======== RECORDS FOR PROCESSING ========

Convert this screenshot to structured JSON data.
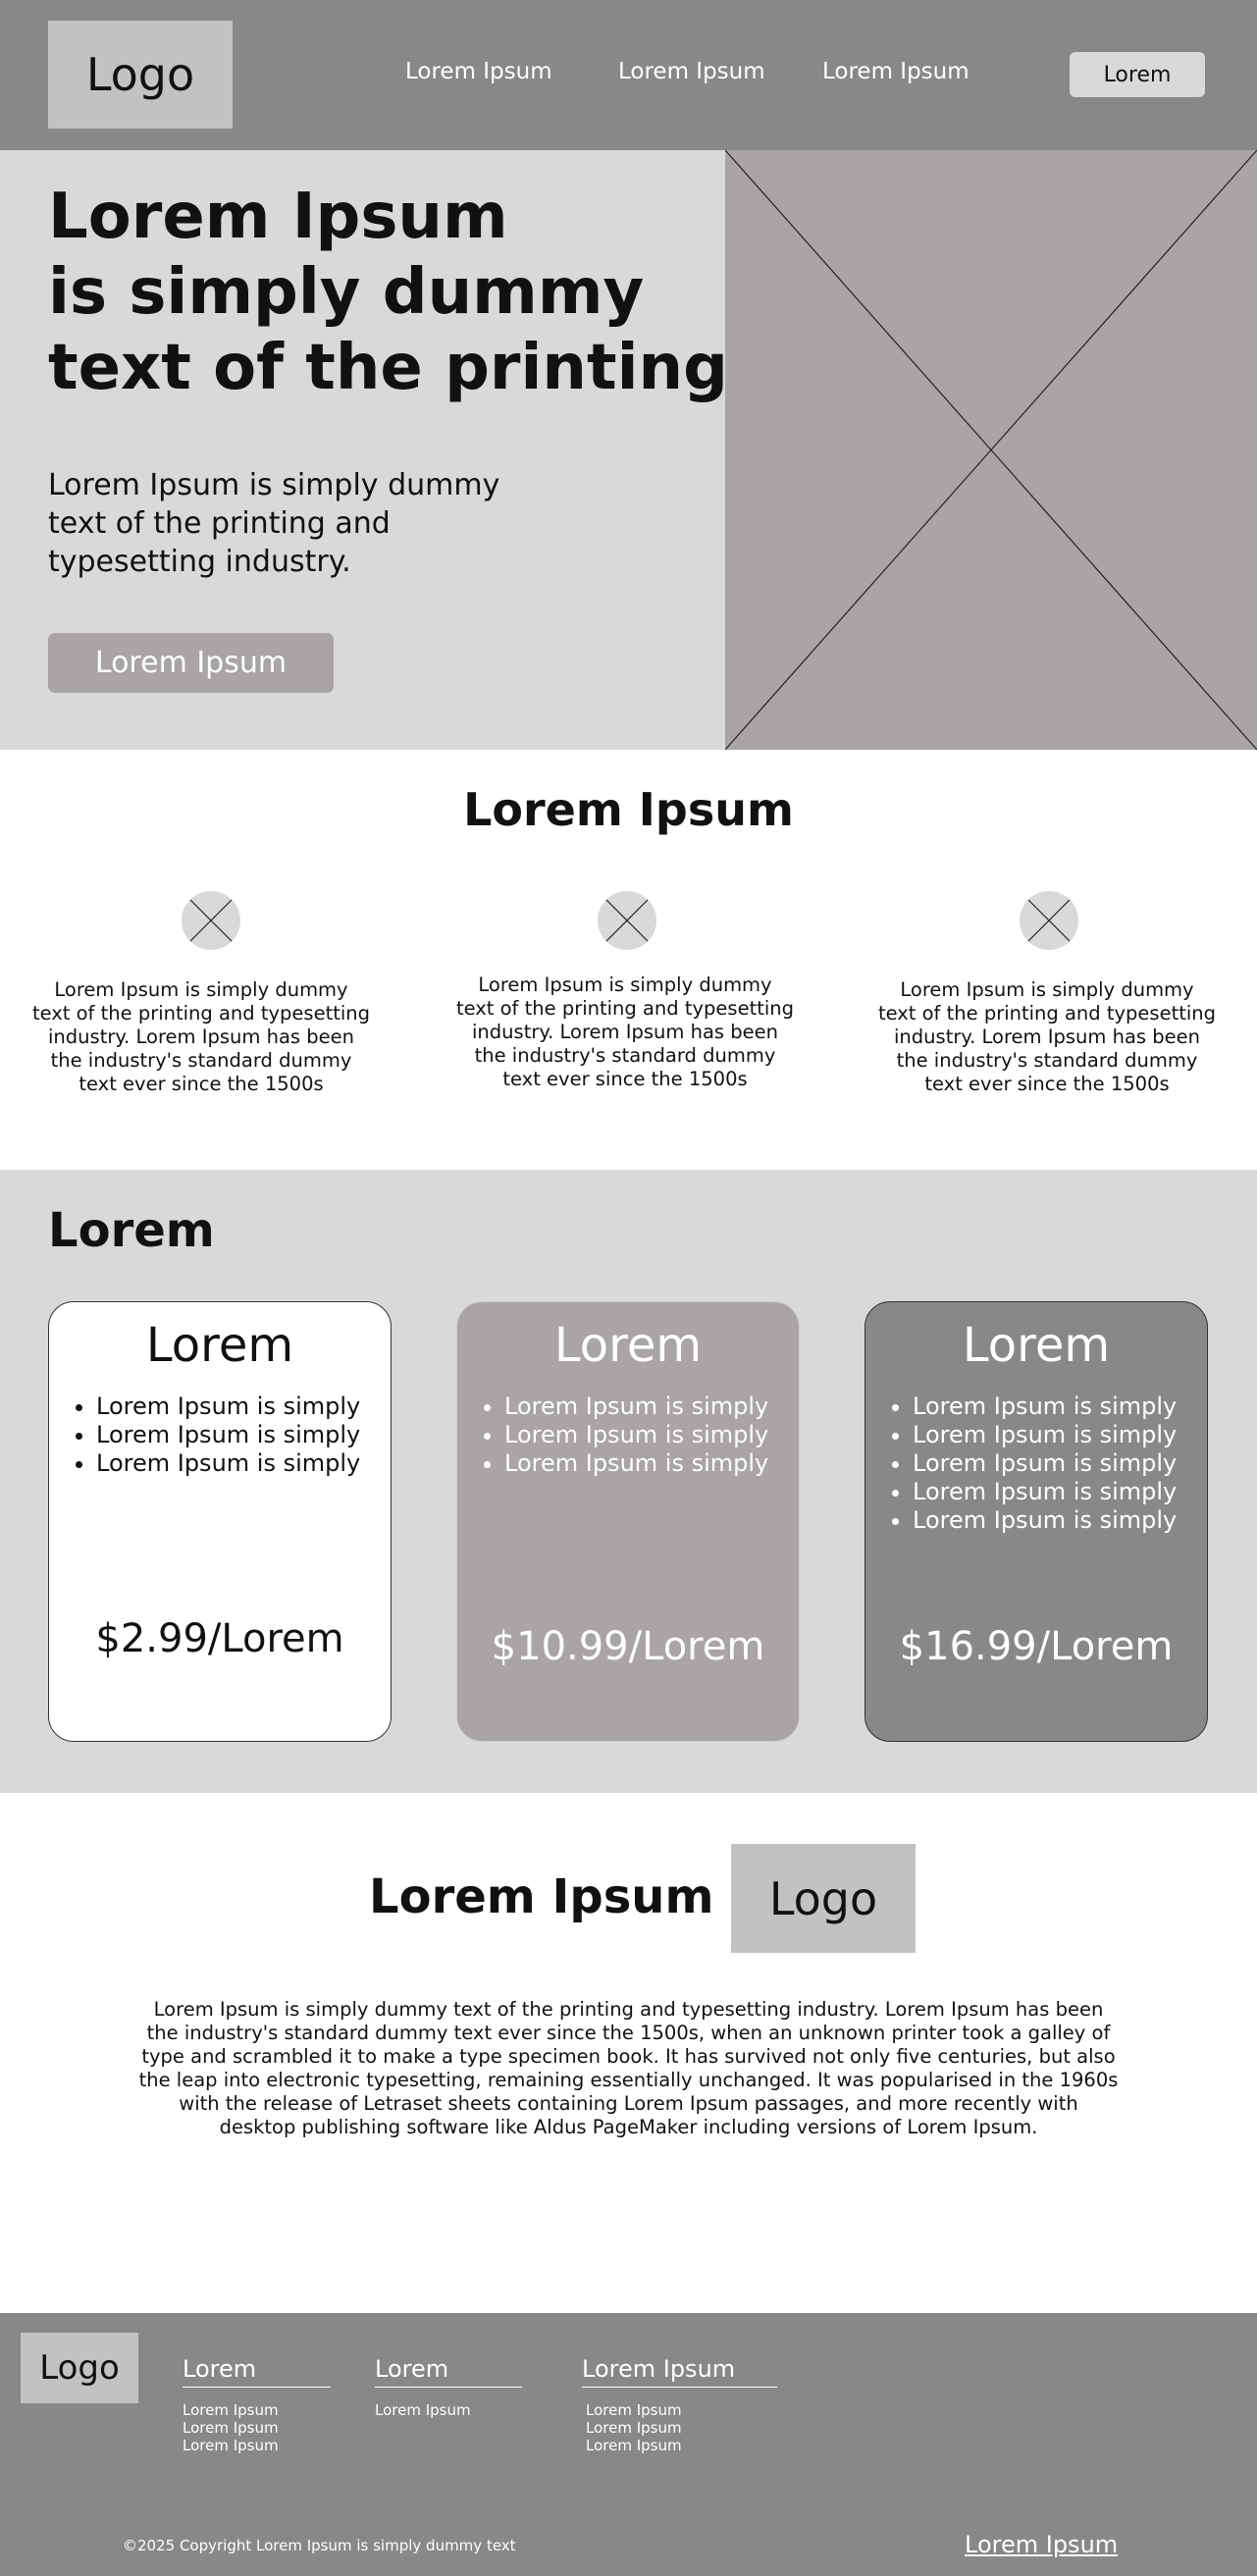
{
  "header": {
    "logo": "Logo",
    "nav": [
      "Lorem Ipsum",
      "Lorem Ipsum",
      "Lorem Ipsum"
    ],
    "button": "Lorem"
  },
  "hero": {
    "title_lines": [
      "Lorem Ipsum",
      "is simply dummy",
      "text of the printing"
    ],
    "subtitle_lines": [
      "Lorem Ipsum is simply dummy",
      "text of the printing and",
      "typesetting industry."
    ],
    "button": "Lorem Ipsum",
    "image_icon": "image-placeholder-icon"
  },
  "features": {
    "title": "Lorem Ipsum",
    "items": [
      {
        "icon": "image-placeholder-icon",
        "lines": [
          "Lorem Ipsum is simply dummy",
          "text of the printing and typesetting",
          "industry. Lorem Ipsum has been",
          "the industry's standard dummy",
          "text ever since the 1500s"
        ]
      },
      {
        "icon": "image-placeholder-icon",
        "lines": [
          "Lorem Ipsum is simply dummy",
          "text of the printing and typesetting",
          "industry. Lorem Ipsum has been",
          "the industry's standard dummy",
          "text ever since the 1500s"
        ]
      },
      {
        "icon": "image-placeholder-icon",
        "lines": [
          "Lorem Ipsum is simply dummy",
          "text of the printing and typesetting",
          "industry. Lorem Ipsum has been",
          "the industry's standard dummy",
          "text ever since the 1500s"
        ]
      }
    ]
  },
  "pricing": {
    "title": "Lorem",
    "cards": [
      {
        "title": "Lorem",
        "items": [
          "Lorem Ipsum is simply",
          "Lorem Ipsum is simply",
          "Lorem Ipsum is simply"
        ],
        "price": "$2.99/Lorem"
      },
      {
        "title": "Lorem",
        "items": [
          "Lorem Ipsum is simply",
          "Lorem Ipsum is simply",
          "Lorem Ipsum is simply"
        ],
        "price": "$10.99/Lorem"
      },
      {
        "title": "Lorem",
        "items": [
          "Lorem Ipsum is simply",
          "Lorem Ipsum is simply",
          "Lorem Ipsum is simply",
          "Lorem Ipsum is simply",
          "Lorem Ipsum is simply"
        ],
        "price": "$16.99/Lorem"
      }
    ]
  },
  "about": {
    "title": "Lorem Ipsum",
    "logo": "Logo",
    "text_lines": [
      "Lorem Ipsum is simply dummy text of the printing and typesetting industry. Lorem Ipsum has been",
      "the industry's standard dummy text ever since the 1500s, when an unknown printer took a galley of",
      "type and scrambled it to make a type specimen book. It has survived not only five centuries, but also",
      "the leap into electronic typesetting, remaining essentially unchanged. It was popularised in the 1960s",
      "with the release of Letraset sheets containing Lorem Ipsum passages, and more recently with",
      "desktop publishing software like Aldus PageMaker including versions of Lorem Ipsum."
    ]
  },
  "footer": {
    "logo": "Logo",
    "columns": [
      {
        "heading": "Lorem",
        "items": [
          "Lorem Ipsum",
          "Lorem Ipsum",
          "Lorem Ipsum"
        ]
      },
      {
        "heading": "Lorem",
        "items": [
          "Lorem Ipsum"
        ]
      },
      {
        "heading": "Lorem Ipsum",
        "items": [
          "Lorem Ipsum",
          "Lorem Ipsum",
          "Lorem Ipsum"
        ]
      }
    ],
    "copyright": "©2025 Copyright Lorem Ipsum is simply dummy text",
    "link": "Lorem Ipsum"
  },
  "colors": {
    "header_bg": "#8a8787",
    "hero_bg": "#d9d9d9",
    "placeholder": "#a8a5a4",
    "logo_box": "#c2c2c2"
  }
}
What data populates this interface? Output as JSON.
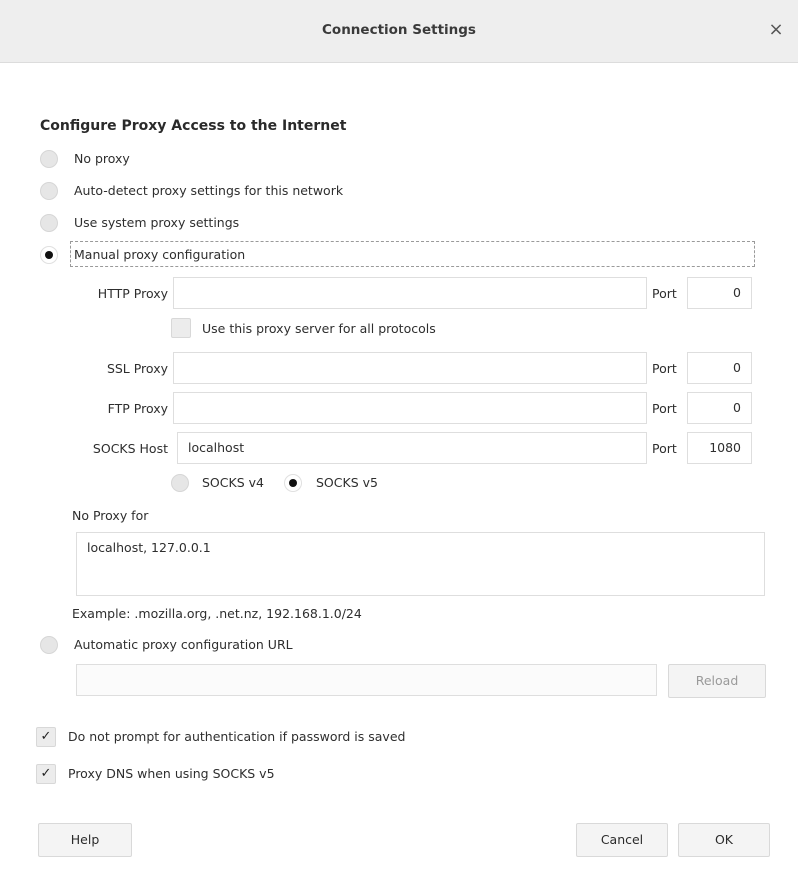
{
  "window": {
    "title": "Connection Settings",
    "close_glyph": "×"
  },
  "heading": "Configure Proxy Access to the Internet",
  "proxy_modes": {
    "no_proxy": "No proxy",
    "auto_detect": "Auto-detect proxy settings for this network",
    "system": "Use system proxy settings",
    "manual": "Manual proxy configuration",
    "selected": "manual"
  },
  "manual": {
    "http_label": "HTTP Proxy",
    "http_value": "",
    "http_port_label": "Port",
    "http_port": "0",
    "all_protocols_label": "Use this proxy server for all protocols",
    "all_protocols_checked": false,
    "ssl_label": "SSL Proxy",
    "ssl_value": "",
    "ssl_port_label": "Port",
    "ssl_port": "0",
    "ftp_label": "FTP Proxy",
    "ftp_value": "",
    "ftp_port_label": "Port",
    "ftp_port": "0",
    "socks_label": "SOCKS Host",
    "socks_value": "localhost",
    "socks_port_label": "Port",
    "socks_port": "1080",
    "socks_v4_label": "SOCKS v4",
    "socks_v5_label": "SOCKS v5",
    "socks_version_selected": "v5"
  },
  "no_proxy": {
    "label": "No Proxy for",
    "value": "localhost, 127.0.0.1",
    "example": "Example: .mozilla.org, .net.nz, 192.168.1.0/24"
  },
  "auto_config": {
    "label": "Automatic proxy configuration URL",
    "url_value": "",
    "reload_label": "Reload"
  },
  "options": {
    "no_auth_prompt_label": "Do not prompt for authentication if password is saved",
    "no_auth_prompt_checked": true,
    "proxy_dns_label": "Proxy DNS when using SOCKS v5",
    "proxy_dns_checked": true
  },
  "buttons": {
    "help": "Help",
    "cancel": "Cancel",
    "ok": "OK"
  },
  "icons": {
    "check_glyph": "✓"
  }
}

========

◆ **SET PROBLEM**
Write the listing above out again exactly, dropping each image.

◆ **SOLUTION TO THE PROBLEM**
Convert this screenshot to structured JSON data.
{
  "header": {
    "logo": "Logo",
    "nav": [
      "Lorem Ipsum",
      "Lorem Ipsum",
      "Lorem Ipsum"
    ],
    "button": "Lorem"
  },
  "hero": {
    "title_lines": [
      "Lorem Ipsum",
      "is simply dummy",
      "text of the printing"
    ],
    "subtitle_lines": [
      "Lorem Ipsum is simply dummy",
      "text of the printing and",
      "typesetting industry."
    ],
    "button": "Lorem Ipsum",
    "image_icon": "image-placeholder-icon"
  },
  "features": {
    "title": "Lorem Ipsum",
    "items": [
      {
        "icon": "image-placeholder-icon",
        "lines": [
          "Lorem Ipsum is simply dummy",
          "text of the printing and typesetting",
          "industry. Lorem Ipsum has been",
          "the industry's standard dummy",
          "text ever since the 1500s"
        ]
      },
      {
        "icon": "image-placeholder-icon",
        "lines": [
          "Lorem Ipsum is simply dummy",
          "text of the printing and typesetting",
          "industry. Lorem Ipsum has been",
          "the industry's standard dummy",
          "text ever since the 1500s"
        ]
      },
      {
        "icon": "image-placeholder-icon",
        "lines": [
          "Lorem Ipsum is simply dummy",
          "text of the printing and typesetting",
          "industry. Lorem Ipsum has been",
          "the industry's standard dummy",
          "text ever since the 1500s"
        ]
      }
    ]
  },
  "pricing": {
    "title": "Lorem",
    "cards": [
      {
        "title": "Lorem",
        "items": [
          "Lorem Ipsum is simply",
          "Lorem Ipsum is simply",
          "Lorem Ipsum is simply"
        ],
        "price": "$2.99/Lorem"
      },
      {
        "title": "Lorem",
        "items": [
          "Lorem Ipsum is simply",
          "Lorem Ipsum is simply",
          "Lorem Ipsum is simply"
        ],
        "price": "$10.99/Lorem"
      },
      {
        "title": "Lorem",
        "items": [
          "Lorem Ipsum is simply",
          "Lorem Ipsum is simply",
          "Lorem Ipsum is simply",
          "Lorem Ipsum is simply",
          "Lorem Ipsum is simply"
        ],
        "price": "$16.99/Lorem"
      }
    ]
  },
  "about": {
    "title": "Lorem Ipsum",
    "logo": "Logo",
    "text_lines": [
      "Lorem Ipsum is simply dummy text of the printing and typesetting industry. Lorem Ipsum has been",
      "the industry's standard dummy text ever since the 1500s, when an unknown printer took a galley of",
      "type and scrambled it to make a type specimen book. It has survived not only five centuries, but also",
      "the leap into electronic typesetting, remaining essentially unchanged. It was popularised in the 1960s",
      "with the release of Letraset sheets containing Lorem Ipsum passages, and more recently with",
      "desktop publishing software like Aldus PageMaker including versions of Lorem Ipsum."
    ]
  },
  "footer": {
    "logo": "Logo",
    "columns": [
      {
        "heading": "Lorem",
        "items": [
          "Lorem Ipsum",
          "Lorem Ipsum",
          "Lorem Ipsum"
        ]
      },
      {
        "heading": "Lorem",
        "items": [
          "Lorem Ipsum"
        ]
      },
      {
        "heading": "Lorem Ipsum",
        "items": [
          "Lorem Ipsum",
          "Lorem Ipsum",
          "Lorem Ipsum"
        ]
      }
    ],
    "copyright": "©2025 Copyright Lorem Ipsum is simply dummy text",
    "link": "Lorem Ipsum"
  },
  "colors": {
    "header_bg": "#8a8787",
    "hero_bg": "#d9d9d9",
    "placeholder": "#a8a5a4",
    "logo_box": "#c2c2c2"
  }
}
What data populates this interface? Output as JSON.
{
  "window": {
    "title": "Connection Settings",
    "close_glyph": "×"
  },
  "heading": "Configure Proxy Access to the Internet",
  "proxy_modes": {
    "no_proxy": "No proxy",
    "auto_detect": "Auto-detect proxy settings for this network",
    "system": "Use system proxy settings",
    "manual": "Manual proxy configuration",
    "selected": "manual"
  },
  "manual": {
    "http_label": "HTTP Proxy",
    "http_value": "",
    "http_port_label": "Port",
    "http_port": "0",
    "all_protocols_label": "Use this proxy server for all protocols",
    "all_protocols_checked": false,
    "ssl_label": "SSL Proxy",
    "ssl_value": "",
    "ssl_port_label": "Port",
    "ssl_port": "0",
    "ftp_label": "FTP Proxy",
    "ftp_value": "",
    "ftp_port_label": "Port",
    "ftp_port": "0",
    "socks_label": "SOCKS Host",
    "socks_value": "localhost",
    "socks_port_label": "Port",
    "socks_port": "1080",
    "socks_v4_label": "SOCKS v4",
    "socks_v5_label": "SOCKS v5",
    "socks_version_selected": "v5"
  },
  "no_proxy": {
    "label": "No Proxy for",
    "value": "localhost, 127.0.0.1",
    "example": "Example: .mozilla.org, .net.nz, 192.168.1.0/24"
  },
  "auto_config": {
    "label": "Automatic proxy configuration URL",
    "url_value": "",
    "reload_label": "Reload"
  },
  "options": {
    "no_auth_prompt_label": "Do not prompt for authentication if password is saved",
    "no_auth_prompt_checked": true,
    "proxy_dns_label": "Proxy DNS when using SOCKS v5",
    "proxy_dns_checked": true
  },
  "buttons": {
    "help": "Help",
    "cancel": "Cancel",
    "ok": "OK"
  },
  "icons": {
    "check_glyph": "✓"
  }
}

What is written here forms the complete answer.